▶ _Task brief_
Render each line of the listing below as one string in a JSON list. Leave out blank lines and the pictures.

▶ _Working data_
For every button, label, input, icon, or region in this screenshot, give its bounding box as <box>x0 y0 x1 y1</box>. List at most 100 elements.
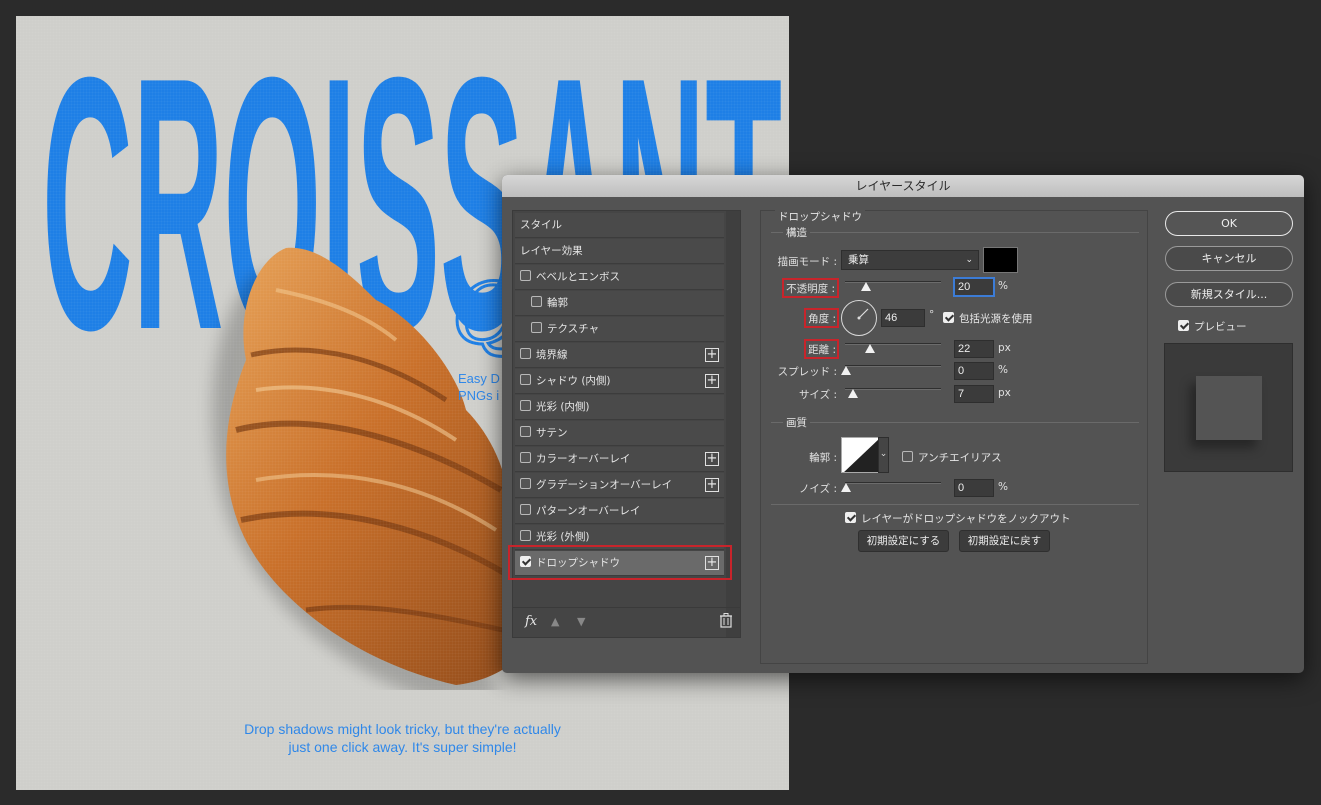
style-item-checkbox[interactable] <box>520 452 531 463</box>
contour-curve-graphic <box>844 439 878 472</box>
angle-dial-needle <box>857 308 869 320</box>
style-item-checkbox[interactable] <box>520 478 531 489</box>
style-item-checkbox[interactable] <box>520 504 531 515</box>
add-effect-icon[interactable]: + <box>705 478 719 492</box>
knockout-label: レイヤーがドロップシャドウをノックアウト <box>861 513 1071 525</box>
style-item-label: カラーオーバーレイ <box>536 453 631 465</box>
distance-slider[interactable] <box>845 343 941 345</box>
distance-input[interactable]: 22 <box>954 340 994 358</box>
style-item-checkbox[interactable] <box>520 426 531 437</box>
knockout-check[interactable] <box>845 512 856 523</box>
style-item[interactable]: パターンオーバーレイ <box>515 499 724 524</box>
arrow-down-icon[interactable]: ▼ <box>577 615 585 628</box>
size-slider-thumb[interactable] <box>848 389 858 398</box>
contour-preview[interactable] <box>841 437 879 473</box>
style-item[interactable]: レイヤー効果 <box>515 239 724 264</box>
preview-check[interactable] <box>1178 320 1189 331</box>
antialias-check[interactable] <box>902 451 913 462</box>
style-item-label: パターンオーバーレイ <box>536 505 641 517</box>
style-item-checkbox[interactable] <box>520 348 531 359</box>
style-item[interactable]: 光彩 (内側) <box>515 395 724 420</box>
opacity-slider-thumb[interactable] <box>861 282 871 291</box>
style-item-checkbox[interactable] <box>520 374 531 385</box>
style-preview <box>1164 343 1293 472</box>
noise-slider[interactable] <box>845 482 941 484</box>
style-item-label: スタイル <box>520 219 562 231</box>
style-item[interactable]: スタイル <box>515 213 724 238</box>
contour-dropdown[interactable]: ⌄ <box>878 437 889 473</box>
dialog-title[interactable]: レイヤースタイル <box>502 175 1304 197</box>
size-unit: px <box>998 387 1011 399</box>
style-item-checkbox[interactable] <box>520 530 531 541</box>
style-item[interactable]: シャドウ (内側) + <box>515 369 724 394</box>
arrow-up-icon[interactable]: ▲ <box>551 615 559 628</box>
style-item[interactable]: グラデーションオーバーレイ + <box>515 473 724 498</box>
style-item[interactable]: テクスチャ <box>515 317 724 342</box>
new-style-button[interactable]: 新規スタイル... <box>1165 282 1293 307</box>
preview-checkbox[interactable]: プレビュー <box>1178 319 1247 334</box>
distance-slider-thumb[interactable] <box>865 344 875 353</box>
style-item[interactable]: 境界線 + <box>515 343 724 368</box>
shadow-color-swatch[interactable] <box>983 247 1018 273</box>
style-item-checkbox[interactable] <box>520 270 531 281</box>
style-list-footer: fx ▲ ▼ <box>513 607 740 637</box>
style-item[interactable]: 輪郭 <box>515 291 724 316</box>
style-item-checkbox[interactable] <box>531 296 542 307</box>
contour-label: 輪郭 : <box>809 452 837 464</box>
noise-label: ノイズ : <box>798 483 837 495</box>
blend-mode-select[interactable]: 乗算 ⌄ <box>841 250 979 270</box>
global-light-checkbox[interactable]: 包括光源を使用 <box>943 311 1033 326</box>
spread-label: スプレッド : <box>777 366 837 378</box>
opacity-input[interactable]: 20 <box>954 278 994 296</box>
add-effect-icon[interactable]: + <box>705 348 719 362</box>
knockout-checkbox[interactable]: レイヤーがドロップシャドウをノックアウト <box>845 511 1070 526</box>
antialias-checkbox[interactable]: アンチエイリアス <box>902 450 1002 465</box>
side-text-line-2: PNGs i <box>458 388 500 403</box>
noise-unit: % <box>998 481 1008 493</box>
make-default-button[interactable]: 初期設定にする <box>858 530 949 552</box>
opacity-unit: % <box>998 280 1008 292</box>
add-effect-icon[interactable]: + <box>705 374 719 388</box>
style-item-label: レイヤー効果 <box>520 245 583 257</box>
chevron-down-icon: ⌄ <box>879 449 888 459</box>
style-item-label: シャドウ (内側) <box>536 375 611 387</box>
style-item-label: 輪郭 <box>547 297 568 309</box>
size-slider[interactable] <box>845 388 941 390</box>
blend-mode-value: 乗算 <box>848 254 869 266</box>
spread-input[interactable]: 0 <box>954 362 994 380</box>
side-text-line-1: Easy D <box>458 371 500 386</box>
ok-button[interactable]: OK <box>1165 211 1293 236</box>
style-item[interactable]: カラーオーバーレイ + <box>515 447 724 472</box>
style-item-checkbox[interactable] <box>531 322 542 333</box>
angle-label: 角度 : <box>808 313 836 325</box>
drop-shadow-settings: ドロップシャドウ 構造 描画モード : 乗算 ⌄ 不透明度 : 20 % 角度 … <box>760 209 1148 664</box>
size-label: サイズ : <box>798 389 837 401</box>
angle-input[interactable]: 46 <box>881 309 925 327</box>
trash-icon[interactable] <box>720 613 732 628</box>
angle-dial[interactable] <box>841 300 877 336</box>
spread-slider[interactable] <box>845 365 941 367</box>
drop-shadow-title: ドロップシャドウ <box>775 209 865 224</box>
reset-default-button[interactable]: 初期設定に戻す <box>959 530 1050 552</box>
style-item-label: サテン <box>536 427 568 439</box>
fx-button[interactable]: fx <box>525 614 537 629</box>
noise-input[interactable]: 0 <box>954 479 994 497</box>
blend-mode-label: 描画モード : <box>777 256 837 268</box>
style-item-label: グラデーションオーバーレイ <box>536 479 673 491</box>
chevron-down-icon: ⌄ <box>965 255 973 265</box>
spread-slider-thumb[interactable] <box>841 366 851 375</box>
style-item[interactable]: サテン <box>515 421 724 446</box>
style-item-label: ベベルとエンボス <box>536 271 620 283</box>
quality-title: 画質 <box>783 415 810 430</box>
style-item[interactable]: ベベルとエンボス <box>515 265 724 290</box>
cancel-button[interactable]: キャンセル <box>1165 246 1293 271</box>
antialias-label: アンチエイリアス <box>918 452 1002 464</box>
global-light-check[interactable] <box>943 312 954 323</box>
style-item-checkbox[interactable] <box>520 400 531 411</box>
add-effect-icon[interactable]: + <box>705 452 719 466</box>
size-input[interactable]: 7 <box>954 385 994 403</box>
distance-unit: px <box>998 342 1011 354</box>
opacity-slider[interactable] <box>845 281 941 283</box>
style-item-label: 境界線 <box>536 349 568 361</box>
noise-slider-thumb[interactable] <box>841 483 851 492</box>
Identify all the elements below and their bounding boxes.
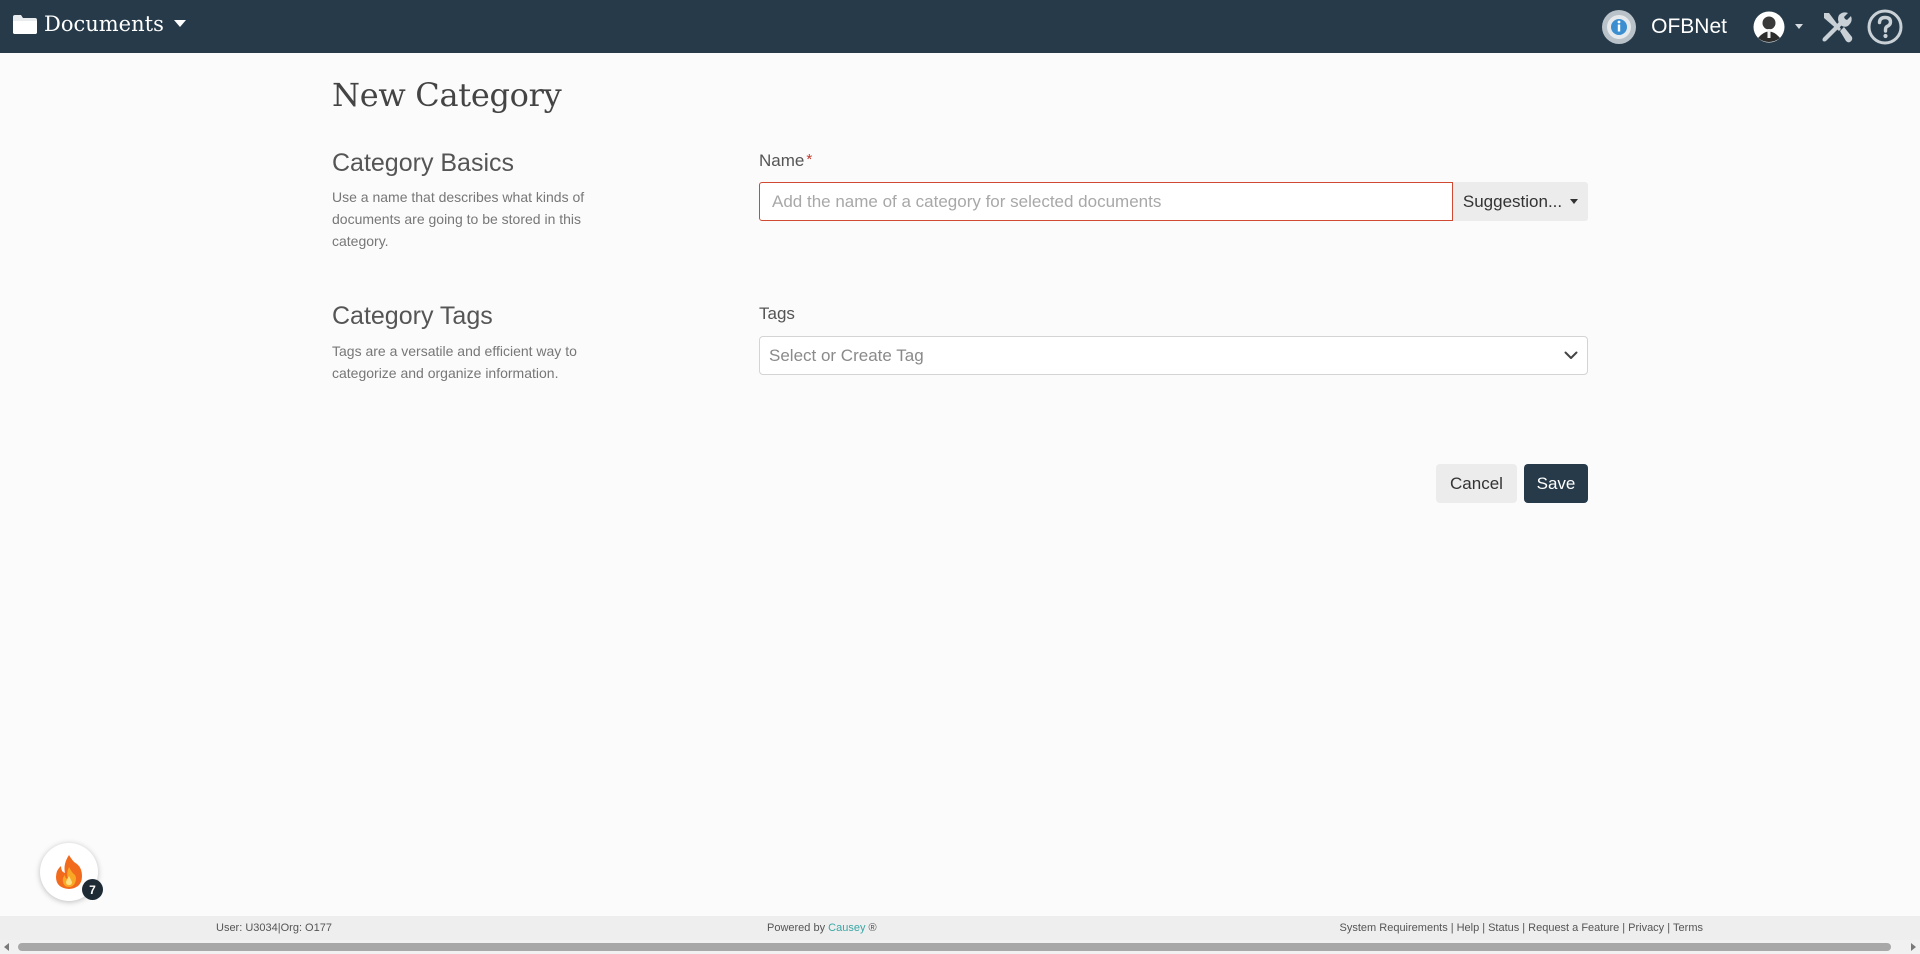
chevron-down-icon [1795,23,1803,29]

▶ _Finished task_
[
  "For every button, label, input, icon, or region in this screenshot, give its bounding box as <box>x0 y0 x1 y1</box>. List at most 100 elements.",
  "style-item-checkbox[interactable] <box>520 452 531 463</box>",
  "contour-curve-graphic <box>844 439 878 472</box>",
  "angle-dial-needle <box>857 308 869 320</box>",
  "style-item-checkbox[interactable] <box>520 478 531 489</box>",
  "style-item-checkbox[interactable] <box>520 504 531 515</box>",
  "add-effect-icon[interactable]: + <box>705 478 719 492</box>",
  "knockout-label: レイヤーがドロップシャドウをノックアウト <box>861 513 1071 525</box>",
  "style-item-label: カラーオーバーレイ <box>536 453 631 465</box>",
  "distance-slider[interactable] <box>845 343 941 345</box>",
  "distance-input[interactable]: 22 <box>954 340 994 358</box>",
  "style-item-checkbox[interactable] <box>520 426 531 437</box>",
  "knockout-check[interactable] <box>845 512 856 523</box>",
  "style-item[interactable]: パターンオーバーレイ <box>515 499 724 524</box>",
  "arrow-down-icon[interactable]: ▼ <box>577 615 585 628</box>",
  "size-slider-thumb[interactable] <box>848 389 858 398</box>",
  "contour-preview[interactable] <box>841 437 879 473</box>",
  "style-item[interactable]: レイヤー効果 <box>515 239 724 264</box>",
  "preview-check[interactable] <box>1178 320 1189 331</box>",
  "antialias-check[interactable] <box>902 451 913 462</box>",
  "style-item-label: パターンオーバーレイ <box>536 505 641 517</box>",
  "style-item-checkbox[interactable] <box>520 348 531 359</box>",
  "style-item[interactable]: 光彩 (内側) <box>515 395 724 420</box>",
  "opacity-slider-thumb[interactable] <box>861 282 871 291</box>",
  "style-item-checkbox[interactable] <box>520 374 531 385</box>",
  "style-preview <box>1164 343 1293 472</box>",
  "noise-slider[interactable] <box>845 482 941 484</box>",
  "style-item-label: スタイル <box>520 219 562 231</box>",
  "style-item[interactable]: スタイル <box>515 213 724 238</box>",
  "contour-dropdown[interactable]: ⌄ <box>878 437 889 473</box>",
  "dialog-title[interactable]: レイヤースタイル <box>502 175 1304 197</box>",
  "size-unit: px <box>998 387 1011 399</box>",
  "style-item-checkbox[interactable] <box>520 530 531 541</box>",
  "style-item[interactable]: シャドウ (内側) + <box>515 369 724 394</box>",
  "arrow-up-icon[interactable]: ▲ <box>551 615 559 628</box>",
  "style-item[interactable]: グラデーションオーバーレイ + <box>515 473 724 498</box>",
  "style-item[interactable]: テクスチャ <box>515 317 724 342</box>",
  "new-style-button[interactable]: 新規スタイル... <box>1165 282 1293 307</box>",
  "preview-checkbox[interactable]: プレビュー <box>1178 319 1247 334</box>",
  "distance-slider-thumb[interactable] <box>865 344 875 353</box>",
  "style-item[interactable]: 境界線 + <box>515 343 724 368</box>",
  "shadow-color-swatch[interactable] <box>983 247 1018 273</box>",
  "style-item-checkbox[interactable] <box>520 270 531 281</box>",
  "style-list-footer: fx ▲ ▼ <box>513 607 740 637</box>",
  "style-item[interactable]: 輪郭 <box>515 291 724 316</box>",
  "style-item-checkbox[interactable] <box>531 296 542 307</box>",
  "contour-label: 輪郭 : <box>809 452 837 464</box>",
  "noise-label: ノイズ : <box>798 483 837 495</box>",
  "blend-mode-select[interactable]: 乗算 ⌄ <box>841 250 979 270</box>",
  "global-light-checkbox[interactable]: 包括光源を使用 <box>943 311 1033 326</box>",
  "spread-label: スプレッド : <box>777 366 837 378</box>",
  "opacity-input[interactable]: 20 <box>954 278 994 296</box>",
  "add-effect-icon[interactable]: + <box>705 348 719 362</box>",
  "knockout-checkbox[interactable]: レイヤーがドロップシャドウをノックアウト <box>845 511 1070 526</box>",
  "antialias-checkbox[interactable]: アンチエイリアス <box>902 450 1002 465</box>",
  "side-text-line-2: PNGs i <box>458 388 500 403</box>",
  "noise-unit: % <box>998 481 1008 493</box>",
  "make-default-button[interactable]: 初期設定にする <box>858 530 949 552</box>",
  "opacity-unit: % <box>998 280 1008 292</box>",
  "add-effect-icon[interactable]: + <box>705 374 719 388</box>",
  "style-item-label: レイヤー効果 <box>520 245 583 257</box>",
  "chevron-down-icon: ⌄ <box>879 449 888 459</box>",
  "style-item-label: シャドウ (内側) <box>536 375 611 387</box>",
  "style-item-label: 輪郭 <box>547 297 568 309</box>",
  "size-slider[interactable] <box>845 388 941 390</box>",
  "blend-mode-value: 乗算 <box>848 254 869 266</box>",
  "spread-input[interactable]: 0 <box>954 362 994 380</box>",
  "side-text-line-1: Easy D <box>458 371 500 386</box>",
  "ok-button[interactable]: OK <box>1165 211 1293 236</box>",
  "style-item[interactable]: カラーオーバーレイ + <box>515 447 724 472</box>",
  "style-item-checkbox[interactable] <box>531 322 542 333</box>",
  "angle-label: 角度 : <box>808 313 836 325</box>",
  "drop-shadow-settings: ドロップシャドウ 構造 描画モード : 乗算 ⌄ 不透明度 : 20 % 角度 … <box>760 209 1148 664</box>",
  "size-label: サイズ : <box>798 389 837 401</box>",
  "angle-input[interactable]: 46 <box>881 309 925 327</box>",
  "trash-icon[interactable] <box>720 613 732 628</box>",
  "angle-dial[interactable] <box>841 300 877 336</box>",
  "spread-slider[interactable] <box>845 365 941 367</box>",
  "drop-shadow-title: ドロップシャドウ <box>775 209 865 224</box>",
  "reset-default-button[interactable]: 初期設定に戻す <box>959 530 1050 552</box>",
  "style-item-label: サテン <box>536 427 568 439</box>",
  "fx-button[interactable]: fx <box>525 614 537 629</box>",
  "noise-input[interactable]: 0 <box>954 479 994 497</box>",
  "blend-mode-label: 描画モード : <box>777 256 837 268</box>",
  "style-item-label: グラデーションオーバーレイ <box>536 479 673 491</box>",
  "chevron-down-icon: ⌄ <box>965 255 973 265</box>",
  "spread-slider-thumb[interactable] <box>841 366 851 375</box>",
  "style-item[interactable]: サテン <box>515 421 724 446</box>",
  "style-item-label: ベベルとエンボス <box>536 271 620 283</box>",
  "quality-title: 画質 <box>783 415 810 430</box>",
  "style-item[interactable]: ベベルとエンボス <box>515 265 724 290</box>",
  "cancel-button[interactable]: キャンセル <box>1165 246 1293 271</box>",
  "antialias-label: アンチエイリアス <box>918 452 1002 464</box>",
  "global-light-check[interactable] <box>943 312 954 323</box>",
  "style-item-checkbox[interactable] <box>520 400 531 411</box>",
  "add-effect-icon[interactable]: + <box>705 452 719 466</box>",
  "size-input[interactable]: 7 <box>954 385 994 403</box>",
  "distance-unit: px <box>998 342 1011 354</box>",
  "opacity-slider[interactable] <box>845 281 941 283</box>",
  "style-item-label: 境界線 <box>536 349 568 361</box>",
  "noise-slider-thumb[interactable] <box>841 483 851 492</box>",
  "Identify all the elements below and their bounding boxes.",
  "chevron-down-icon [1795,23,1803,29]"
]